─── RAW RECORDS ───
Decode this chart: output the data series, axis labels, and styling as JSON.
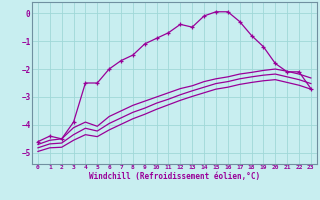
{
  "xlabel": "Windchill (Refroidissement éolien,°C)",
  "background_color": "#c8eef0",
  "line_color": "#990099",
  "grid_color": "#a0d8d8",
  "xlim": [
    -0.5,
    23.5
  ],
  "ylim": [
    -5.4,
    0.4
  ],
  "xticks": [
    0,
    1,
    2,
    3,
    4,
    5,
    6,
    7,
    8,
    9,
    10,
    11,
    12,
    13,
    14,
    15,
    16,
    17,
    18,
    19,
    20,
    21,
    22,
    23
  ],
  "yticks": [
    0,
    -1,
    -2,
    -3,
    -4,
    -5
  ],
  "curve1_x": [
    0,
    1,
    2,
    3,
    4,
    5,
    6,
    7,
    8,
    9,
    10,
    11,
    12,
    13,
    14,
    15,
    16,
    17,
    18,
    19,
    20,
    21,
    22,
    23
  ],
  "curve1_y": [
    -4.6,
    -4.4,
    -4.5,
    -3.9,
    -2.5,
    -2.5,
    -2.0,
    -1.7,
    -1.5,
    -1.1,
    -0.9,
    -0.7,
    -0.4,
    -0.5,
    -0.1,
    0.05,
    0.05,
    -0.3,
    -0.8,
    -1.2,
    -1.8,
    -2.1,
    -2.1,
    -2.7
  ],
  "curve2_x": [
    0,
    1,
    2,
    3,
    4,
    5,
    6,
    7,
    8,
    9,
    10,
    11,
    12,
    13,
    14,
    15,
    16,
    17,
    18,
    19,
    20,
    21,
    22,
    23
  ],
  "curve2_y": [
    -4.7,
    -4.55,
    -4.5,
    -4.1,
    -3.9,
    -4.05,
    -3.7,
    -3.5,
    -3.3,
    -3.15,
    -3.0,
    -2.85,
    -2.7,
    -2.6,
    -2.45,
    -2.35,
    -2.28,
    -2.18,
    -2.12,
    -2.05,
    -2.0,
    -2.08,
    -2.18,
    -2.32
  ],
  "curve3_x": [
    0,
    1,
    2,
    3,
    4,
    5,
    6,
    7,
    8,
    9,
    10,
    11,
    12,
    13,
    14,
    15,
    16,
    17,
    18,
    19,
    20,
    21,
    22,
    23
  ],
  "curve3_y": [
    -4.82,
    -4.68,
    -4.65,
    -4.35,
    -4.12,
    -4.22,
    -3.95,
    -3.75,
    -3.55,
    -3.4,
    -3.22,
    -3.08,
    -2.92,
    -2.78,
    -2.65,
    -2.52,
    -2.45,
    -2.35,
    -2.28,
    -2.22,
    -2.18,
    -2.28,
    -2.38,
    -2.52
  ],
  "curve4_x": [
    0,
    1,
    2,
    3,
    4,
    5,
    6,
    7,
    8,
    9,
    10,
    11,
    12,
    13,
    14,
    15,
    16,
    17,
    18,
    19,
    20,
    21,
    22,
    23
  ],
  "curve4_y": [
    -4.95,
    -4.82,
    -4.8,
    -4.55,
    -4.35,
    -4.42,
    -4.18,
    -3.98,
    -3.78,
    -3.62,
    -3.44,
    -3.28,
    -3.12,
    -2.98,
    -2.85,
    -2.72,
    -2.65,
    -2.55,
    -2.48,
    -2.42,
    -2.38,
    -2.48,
    -2.58,
    -2.72
  ]
}
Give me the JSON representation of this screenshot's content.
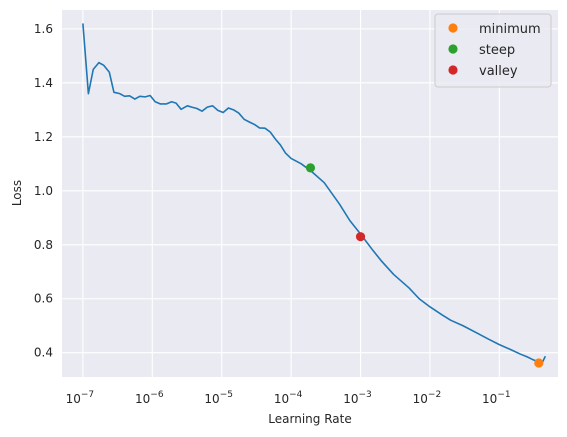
{
  "chart_data": {
    "type": "line",
    "title": "",
    "xlabel": "Learning Rate",
    "ylabel": "Loss",
    "xscale": "log",
    "xlim": [
      5e-08,
      0.7
    ],
    "ylim": [
      0.31,
      1.67
    ],
    "x_ticks": [
      1e-07,
      1e-06,
      1e-05,
      0.0001,
      0.001,
      0.01,
      0.1
    ],
    "x_tick_labels": [
      {
        "base": "10",
        "exp": "−7"
      },
      {
        "base": "10",
        "exp": "−6"
      },
      {
        "base": "10",
        "exp": "−5"
      },
      {
        "base": "10",
        "exp": "−4"
      },
      {
        "base": "10",
        "exp": "−3"
      },
      {
        "base": "10",
        "exp": "−2"
      },
      {
        "base": "10",
        "exp": "−1"
      }
    ],
    "y_ticks": [
      0.4,
      0.6,
      0.8,
      1.0,
      1.2,
      1.4,
      1.6
    ],
    "y_tick_labels": [
      "0.4",
      "0.6",
      "0.8",
      "1.0",
      "1.2",
      "1.4",
      "1.6"
    ],
    "grid": true,
    "background": "#eaeaf2",
    "legend_position": "top-right",
    "line_color": "#1f77b4",
    "x": [
      1e-07,
      1.2e-07,
      1.41e-07,
      1.7e-07,
      2e-07,
      2.4e-07,
      2.8e-07,
      3.4e-07,
      4e-07,
      4.7e-07,
      5.6e-07,
      6.6e-07,
      7.9e-07,
      9.3e-07,
      1.1e-06,
      1.3e-06,
      1.6e-06,
      1.9e-06,
      2.2e-06,
      2.6e-06,
      3.2e-06,
      3.7e-06,
      4.4e-06,
      5.2e-06,
      6.2e-06,
      7.4e-06,
      8.8e-06,
      1.05e-05,
      1.25e-05,
      1.48e-05,
      1.76e-05,
      2.1e-05,
      2.5e-05,
      3e-05,
      3.5e-05,
      4.2e-05,
      5e-05,
      6e-05,
      7e-05,
      8.3e-05,
      0.0001,
      0.00014,
      0.0002,
      0.0003,
      0.0005,
      0.0007,
      0.001,
      0.0015,
      0.002,
      0.003,
      0.005,
      0.007,
      0.01,
      0.015,
      0.02,
      0.03,
      0.05,
      0.07,
      0.1,
      0.15,
      0.2,
      0.25,
      0.3,
      0.36,
      0.42,
      0.46
    ],
    "y": [
      1.62,
      1.36,
      1.45,
      1.475,
      1.465,
      1.44,
      1.365,
      1.36,
      1.35,
      1.352,
      1.34,
      1.35,
      1.348,
      1.353,
      1.33,
      1.322,
      1.322,
      1.33,
      1.325,
      1.302,
      1.315,
      1.31,
      1.305,
      1.295,
      1.31,
      1.315,
      1.298,
      1.29,
      1.307,
      1.3,
      1.288,
      1.265,
      1.255,
      1.245,
      1.233,
      1.232,
      1.218,
      1.19,
      1.17,
      1.14,
      1.12,
      1.1,
      1.07,
      1.03,
      0.95,
      0.89,
      0.84,
      0.78,
      0.74,
      0.69,
      0.64,
      0.6,
      0.57,
      0.54,
      0.52,
      0.5,
      0.47,
      0.45,
      0.43,
      0.41,
      0.395,
      0.385,
      0.375,
      0.367,
      0.366,
      0.387
    ],
    "markers": [
      {
        "name": "minimum",
        "x": 0.37,
        "y": 0.362,
        "color": "#ff7f0e"
      },
      {
        "name": "steep",
        "x": 0.00019,
        "y": 1.085,
        "color": "#2ca02c"
      },
      {
        "name": "valley",
        "x": 0.001,
        "y": 0.83,
        "color": "#d62728"
      }
    ]
  }
}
───
- **WRITTEN PROBLEM**
Take every line from the records above that has the word "name" and copy it.

- **EXERCISE OUTPUT**
        "name": "minimum",
        "name": "steep",
        "name": "valley",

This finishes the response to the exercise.